Instrucciones a seguir – Continúa el relato de viaje sobre Mbale y las Sipi Falls que aparece más abajo, a partir de su última oración.

Texto del ejercicio –
* * * * *

Sipi Fall, en Mbale.
 
De nuevo nos atrevemos a subir a un bus, aunque cada vez va costando más arrancar y montar en ellos. En esta ocasión, también es un bus postal, pero nuestra elección, lejos de ser la adecuada, es la peor, ya que luego descubrimos que el postal no coge la carretera principal, sino que da una vuelta que suponen cinco horas extra de transporte terrestre: casi nada. Como punto positivo, los paisajes llenos de campos de arroz y de plantaciones de té, los poblados, en esta zona más coloniales y más cuidados que en el resto, y una sensación de más limpieza en el aire, supongo que debida a que todas estas ciudades, sobre todo Mbal e, tienen aceras, algo impensable o en los pueblos en los que existen, soy un poco ortodoxas para nosotros los occidentales, ya que cada casa particular se hace la suya propia, con la diferencia de medidas y formas que esto supone. Una vez en Mbale, nos encontramos un pueblo rico y próspero, con multitud de chalets y coches nuevos, con gente trabajadora que se gana la vida en el campo, en el mismo pueblo o en pueblos cercanos. La ciudad tiene muchos bancos, comercio y como no, muchos minibuses y buses para ir a cualquier otro lugar. Se respira un aire de tranquilidad en el ambiente, coronado a lo lejos por las estribaciones que albergan el MElgon, montaña que desde el principio decididos no estamos preparados para ascender.

 

Como a escasos 4o kilómetros está las Sipi Falls, hacia allí nos encaminamos. Para ello, vamos a la busca y captura de un minibus, pero un coche particular nos ofrece ir por el mismo precio, eso si, vamos a ser en el coche lo normal, 7 personas (si, lo normal, si nó no salen tampoco los coches).

* * * * *

Extractos de datos –
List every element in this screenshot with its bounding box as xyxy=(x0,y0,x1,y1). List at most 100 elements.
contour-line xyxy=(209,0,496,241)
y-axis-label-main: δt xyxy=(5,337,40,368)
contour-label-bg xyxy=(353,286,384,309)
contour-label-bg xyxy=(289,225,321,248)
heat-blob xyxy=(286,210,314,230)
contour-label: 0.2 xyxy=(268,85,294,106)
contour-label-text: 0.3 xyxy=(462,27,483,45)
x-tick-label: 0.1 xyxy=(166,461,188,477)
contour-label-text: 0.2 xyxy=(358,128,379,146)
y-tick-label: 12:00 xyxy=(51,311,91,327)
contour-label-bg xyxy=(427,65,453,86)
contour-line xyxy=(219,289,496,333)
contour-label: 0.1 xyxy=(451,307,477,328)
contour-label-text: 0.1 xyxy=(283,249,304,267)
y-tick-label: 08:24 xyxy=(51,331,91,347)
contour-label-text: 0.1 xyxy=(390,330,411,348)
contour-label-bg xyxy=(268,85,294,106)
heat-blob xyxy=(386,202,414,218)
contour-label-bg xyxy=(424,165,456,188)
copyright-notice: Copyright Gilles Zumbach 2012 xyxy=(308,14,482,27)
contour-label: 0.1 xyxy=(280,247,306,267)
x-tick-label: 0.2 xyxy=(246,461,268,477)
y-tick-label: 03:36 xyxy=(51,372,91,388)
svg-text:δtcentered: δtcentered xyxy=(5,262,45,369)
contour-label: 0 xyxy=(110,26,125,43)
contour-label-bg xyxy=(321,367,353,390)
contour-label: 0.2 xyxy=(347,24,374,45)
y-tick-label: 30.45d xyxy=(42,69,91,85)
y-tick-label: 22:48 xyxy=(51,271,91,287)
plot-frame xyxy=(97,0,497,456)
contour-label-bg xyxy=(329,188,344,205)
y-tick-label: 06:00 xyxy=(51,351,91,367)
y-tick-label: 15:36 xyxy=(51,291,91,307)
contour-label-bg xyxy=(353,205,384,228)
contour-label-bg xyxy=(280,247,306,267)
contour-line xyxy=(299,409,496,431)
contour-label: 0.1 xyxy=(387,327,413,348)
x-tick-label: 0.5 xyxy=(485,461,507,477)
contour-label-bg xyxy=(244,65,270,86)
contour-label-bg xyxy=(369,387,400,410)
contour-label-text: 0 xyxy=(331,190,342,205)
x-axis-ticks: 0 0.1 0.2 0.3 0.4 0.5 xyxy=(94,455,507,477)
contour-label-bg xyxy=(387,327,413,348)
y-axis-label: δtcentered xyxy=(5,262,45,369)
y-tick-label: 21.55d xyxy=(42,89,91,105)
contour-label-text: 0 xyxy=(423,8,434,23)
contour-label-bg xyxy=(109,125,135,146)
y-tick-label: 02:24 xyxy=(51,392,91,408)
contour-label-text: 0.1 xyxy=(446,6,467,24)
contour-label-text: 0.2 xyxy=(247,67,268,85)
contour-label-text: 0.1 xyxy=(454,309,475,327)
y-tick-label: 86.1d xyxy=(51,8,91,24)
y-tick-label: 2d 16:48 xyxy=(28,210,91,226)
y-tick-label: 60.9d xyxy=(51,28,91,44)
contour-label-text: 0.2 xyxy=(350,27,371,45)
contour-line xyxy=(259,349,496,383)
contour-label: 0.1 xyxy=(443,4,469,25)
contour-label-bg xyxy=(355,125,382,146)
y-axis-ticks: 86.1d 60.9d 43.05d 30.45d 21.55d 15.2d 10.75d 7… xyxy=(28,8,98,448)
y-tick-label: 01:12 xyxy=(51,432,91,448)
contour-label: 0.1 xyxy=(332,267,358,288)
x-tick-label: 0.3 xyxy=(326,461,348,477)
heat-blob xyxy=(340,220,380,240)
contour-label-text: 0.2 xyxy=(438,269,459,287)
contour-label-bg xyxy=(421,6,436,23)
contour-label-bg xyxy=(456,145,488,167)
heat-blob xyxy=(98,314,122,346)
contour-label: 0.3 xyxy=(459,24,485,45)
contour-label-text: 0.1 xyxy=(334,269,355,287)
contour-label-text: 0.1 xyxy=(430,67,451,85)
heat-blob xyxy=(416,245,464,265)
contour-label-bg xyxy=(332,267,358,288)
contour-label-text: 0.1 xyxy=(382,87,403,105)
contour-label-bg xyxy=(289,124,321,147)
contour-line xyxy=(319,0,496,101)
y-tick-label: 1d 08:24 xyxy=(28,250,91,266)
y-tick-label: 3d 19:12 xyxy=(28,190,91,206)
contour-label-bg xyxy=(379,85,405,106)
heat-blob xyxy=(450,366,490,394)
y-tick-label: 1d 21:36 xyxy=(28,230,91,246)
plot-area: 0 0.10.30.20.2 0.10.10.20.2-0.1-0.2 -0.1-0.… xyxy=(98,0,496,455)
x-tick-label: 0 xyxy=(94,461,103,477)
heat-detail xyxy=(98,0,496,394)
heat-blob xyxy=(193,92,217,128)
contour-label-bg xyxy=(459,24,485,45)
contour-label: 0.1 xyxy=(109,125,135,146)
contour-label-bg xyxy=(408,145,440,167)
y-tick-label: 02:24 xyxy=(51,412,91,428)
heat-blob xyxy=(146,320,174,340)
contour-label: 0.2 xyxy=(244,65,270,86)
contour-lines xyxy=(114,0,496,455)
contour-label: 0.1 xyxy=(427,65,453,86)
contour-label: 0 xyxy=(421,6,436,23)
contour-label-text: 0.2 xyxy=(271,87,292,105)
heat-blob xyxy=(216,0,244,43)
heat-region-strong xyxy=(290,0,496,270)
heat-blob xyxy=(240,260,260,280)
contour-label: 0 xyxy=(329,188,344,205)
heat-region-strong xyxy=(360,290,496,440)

* * * * *

Respuesta a la tarea –
Las Sipi Falls se encuentran divididas en tres tramos, todos ellos separados por una pequeña cantidad de laderas y bosques, difíciles de sortear si no conoces la zona. Encontramos a Tom (mejor dicho nos encuentra él a nosotros), y nos ofrece ser nuestro guía por las montañas a un precio razonable, así que nos decidimos a ir.

 

Una vez de camino, vemos que no nos hemos equivocado: Tom conoce la zona, y además, hubiese sido complicado, con tantos senderos, saber por donde ir. Comtemplamos las cataratas al unísono que atravesamos campos de cultivos de la gente que allí habita, con mucho café, Té, plátanos, mango, etc. Un niño empieza a seguirnos, y Tom le dice algo en Luganda (el idioma local en Uganda), y se va. Luego nos dice que todo el pueblo se ha puesto de acuerdo en intentar que los niños no sigan ni obtengan nada de los turistas, ya que antes lo permitían, y la repercusión estaba siendo que los niños no iban al colegio, sino que se dedicaban a vivir de lo que sacaban con los turistas… y los padres quieren que asistan a clase. Después de probar el café que muele a mano la abuela de Tom, nos volvemos a Mbale.